▶ [EXERCISE PROMPT]: Note each line that includes the word "Tebbutt". Copy those lines.

Stored items from a collection:
________________________________________

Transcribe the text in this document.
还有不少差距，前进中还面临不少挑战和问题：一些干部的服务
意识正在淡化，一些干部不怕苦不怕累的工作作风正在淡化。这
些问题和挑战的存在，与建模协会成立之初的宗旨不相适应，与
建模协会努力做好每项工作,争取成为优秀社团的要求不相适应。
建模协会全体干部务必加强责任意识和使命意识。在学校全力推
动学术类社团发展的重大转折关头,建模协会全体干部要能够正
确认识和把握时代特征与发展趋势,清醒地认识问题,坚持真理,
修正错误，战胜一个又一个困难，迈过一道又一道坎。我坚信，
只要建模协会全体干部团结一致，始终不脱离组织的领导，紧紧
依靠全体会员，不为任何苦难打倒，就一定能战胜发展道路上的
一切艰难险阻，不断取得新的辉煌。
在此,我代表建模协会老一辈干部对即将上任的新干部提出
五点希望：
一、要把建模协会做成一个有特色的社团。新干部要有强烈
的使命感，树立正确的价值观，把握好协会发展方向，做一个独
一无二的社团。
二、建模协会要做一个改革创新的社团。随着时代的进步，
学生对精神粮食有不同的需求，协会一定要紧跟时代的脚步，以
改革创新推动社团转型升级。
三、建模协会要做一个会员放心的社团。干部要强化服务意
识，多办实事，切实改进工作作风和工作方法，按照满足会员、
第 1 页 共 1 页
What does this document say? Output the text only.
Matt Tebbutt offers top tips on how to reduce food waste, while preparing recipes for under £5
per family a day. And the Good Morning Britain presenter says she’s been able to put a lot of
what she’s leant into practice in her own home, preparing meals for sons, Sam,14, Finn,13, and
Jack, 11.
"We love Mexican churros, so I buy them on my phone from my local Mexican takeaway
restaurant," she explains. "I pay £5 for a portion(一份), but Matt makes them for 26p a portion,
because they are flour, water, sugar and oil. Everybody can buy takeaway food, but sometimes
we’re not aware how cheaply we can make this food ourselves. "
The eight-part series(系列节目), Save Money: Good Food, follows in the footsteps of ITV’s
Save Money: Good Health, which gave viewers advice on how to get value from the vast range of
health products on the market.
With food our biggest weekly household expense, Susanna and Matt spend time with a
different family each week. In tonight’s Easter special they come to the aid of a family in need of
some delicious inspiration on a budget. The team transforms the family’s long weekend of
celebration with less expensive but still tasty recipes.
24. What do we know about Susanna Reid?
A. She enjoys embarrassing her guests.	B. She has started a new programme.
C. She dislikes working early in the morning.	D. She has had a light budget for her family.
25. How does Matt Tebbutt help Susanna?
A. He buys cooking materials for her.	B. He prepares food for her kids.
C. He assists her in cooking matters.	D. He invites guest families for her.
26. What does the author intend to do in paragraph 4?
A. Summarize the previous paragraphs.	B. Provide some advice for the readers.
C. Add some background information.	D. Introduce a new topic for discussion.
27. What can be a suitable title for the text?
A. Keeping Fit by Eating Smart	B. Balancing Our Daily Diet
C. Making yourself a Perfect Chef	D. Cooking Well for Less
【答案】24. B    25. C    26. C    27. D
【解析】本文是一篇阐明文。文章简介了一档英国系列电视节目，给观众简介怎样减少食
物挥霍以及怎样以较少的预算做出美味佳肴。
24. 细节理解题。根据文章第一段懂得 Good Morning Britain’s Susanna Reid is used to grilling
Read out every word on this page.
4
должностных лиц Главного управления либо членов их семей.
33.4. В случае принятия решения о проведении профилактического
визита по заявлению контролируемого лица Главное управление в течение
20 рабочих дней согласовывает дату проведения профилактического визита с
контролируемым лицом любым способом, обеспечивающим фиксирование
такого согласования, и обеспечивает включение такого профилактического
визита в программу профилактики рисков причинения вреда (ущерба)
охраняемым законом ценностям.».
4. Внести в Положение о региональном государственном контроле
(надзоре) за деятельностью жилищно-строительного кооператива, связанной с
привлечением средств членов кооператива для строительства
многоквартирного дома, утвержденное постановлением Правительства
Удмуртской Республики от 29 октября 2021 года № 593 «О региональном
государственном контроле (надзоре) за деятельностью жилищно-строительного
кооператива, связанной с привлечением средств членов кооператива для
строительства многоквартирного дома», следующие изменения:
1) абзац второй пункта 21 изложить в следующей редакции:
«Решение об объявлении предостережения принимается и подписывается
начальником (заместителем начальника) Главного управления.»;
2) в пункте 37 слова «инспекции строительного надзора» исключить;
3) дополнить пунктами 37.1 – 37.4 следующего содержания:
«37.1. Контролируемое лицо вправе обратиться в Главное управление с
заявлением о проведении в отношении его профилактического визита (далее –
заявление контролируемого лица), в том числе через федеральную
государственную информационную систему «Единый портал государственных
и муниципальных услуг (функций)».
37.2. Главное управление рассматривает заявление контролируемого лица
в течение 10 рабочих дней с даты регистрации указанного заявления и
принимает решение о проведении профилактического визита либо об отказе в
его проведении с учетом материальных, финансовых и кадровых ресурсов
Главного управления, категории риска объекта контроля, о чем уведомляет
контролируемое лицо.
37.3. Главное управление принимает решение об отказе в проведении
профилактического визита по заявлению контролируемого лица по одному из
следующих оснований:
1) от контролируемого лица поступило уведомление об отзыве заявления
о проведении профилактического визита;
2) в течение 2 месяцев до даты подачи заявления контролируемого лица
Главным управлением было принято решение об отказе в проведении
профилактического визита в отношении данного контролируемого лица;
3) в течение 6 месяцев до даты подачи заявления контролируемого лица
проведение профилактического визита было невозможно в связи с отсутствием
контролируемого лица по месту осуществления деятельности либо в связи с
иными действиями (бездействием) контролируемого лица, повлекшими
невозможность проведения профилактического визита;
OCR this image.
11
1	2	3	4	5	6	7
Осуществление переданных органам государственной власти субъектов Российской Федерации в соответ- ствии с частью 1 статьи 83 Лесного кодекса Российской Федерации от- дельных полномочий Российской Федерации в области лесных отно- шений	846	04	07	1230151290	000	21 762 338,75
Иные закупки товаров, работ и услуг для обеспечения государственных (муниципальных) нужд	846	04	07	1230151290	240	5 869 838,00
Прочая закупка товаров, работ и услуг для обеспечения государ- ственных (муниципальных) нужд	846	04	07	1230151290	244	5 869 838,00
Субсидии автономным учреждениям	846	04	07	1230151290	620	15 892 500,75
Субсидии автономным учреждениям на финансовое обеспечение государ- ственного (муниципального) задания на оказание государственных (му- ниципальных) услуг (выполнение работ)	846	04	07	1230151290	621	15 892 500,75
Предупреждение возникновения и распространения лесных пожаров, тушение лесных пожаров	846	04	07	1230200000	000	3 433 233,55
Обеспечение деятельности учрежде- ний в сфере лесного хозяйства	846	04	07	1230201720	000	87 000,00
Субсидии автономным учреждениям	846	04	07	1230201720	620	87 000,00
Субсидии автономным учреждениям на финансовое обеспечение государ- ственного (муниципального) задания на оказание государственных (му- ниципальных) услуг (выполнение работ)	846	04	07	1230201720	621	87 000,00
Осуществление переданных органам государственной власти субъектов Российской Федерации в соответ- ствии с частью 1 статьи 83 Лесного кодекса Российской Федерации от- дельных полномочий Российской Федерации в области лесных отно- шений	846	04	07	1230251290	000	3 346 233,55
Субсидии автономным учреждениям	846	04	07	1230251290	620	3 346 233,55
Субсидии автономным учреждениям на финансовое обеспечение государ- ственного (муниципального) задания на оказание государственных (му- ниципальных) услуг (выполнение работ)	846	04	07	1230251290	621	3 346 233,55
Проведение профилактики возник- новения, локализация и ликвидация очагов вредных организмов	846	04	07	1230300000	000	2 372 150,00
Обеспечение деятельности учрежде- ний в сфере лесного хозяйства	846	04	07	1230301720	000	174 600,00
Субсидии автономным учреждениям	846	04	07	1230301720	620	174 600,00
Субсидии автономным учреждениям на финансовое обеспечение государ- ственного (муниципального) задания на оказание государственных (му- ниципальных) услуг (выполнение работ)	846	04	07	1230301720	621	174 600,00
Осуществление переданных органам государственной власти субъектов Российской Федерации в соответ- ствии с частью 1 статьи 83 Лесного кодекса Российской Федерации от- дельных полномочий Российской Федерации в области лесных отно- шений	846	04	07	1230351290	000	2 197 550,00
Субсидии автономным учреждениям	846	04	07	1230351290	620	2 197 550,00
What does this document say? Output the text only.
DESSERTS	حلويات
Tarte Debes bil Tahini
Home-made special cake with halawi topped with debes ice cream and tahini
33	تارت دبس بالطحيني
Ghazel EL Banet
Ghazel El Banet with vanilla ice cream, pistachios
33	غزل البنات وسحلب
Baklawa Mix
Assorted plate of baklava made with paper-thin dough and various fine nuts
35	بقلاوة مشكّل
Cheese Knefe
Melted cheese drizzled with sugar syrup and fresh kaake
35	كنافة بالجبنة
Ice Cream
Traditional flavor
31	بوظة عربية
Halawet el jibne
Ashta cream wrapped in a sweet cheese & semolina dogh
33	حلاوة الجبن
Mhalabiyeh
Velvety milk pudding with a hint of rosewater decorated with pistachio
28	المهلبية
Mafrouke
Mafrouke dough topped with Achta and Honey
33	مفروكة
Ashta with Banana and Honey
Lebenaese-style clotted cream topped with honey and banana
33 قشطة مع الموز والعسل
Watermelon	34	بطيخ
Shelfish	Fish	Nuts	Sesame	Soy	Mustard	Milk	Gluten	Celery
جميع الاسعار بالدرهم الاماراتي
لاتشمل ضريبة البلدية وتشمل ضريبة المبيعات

________________________________________

▶ [CORRECT ANSWER]:
Matt Tebbutt offers top tips on how to reduce food waste, while preparing recipes for under £5
25. How does Matt Tebbutt help Susanna?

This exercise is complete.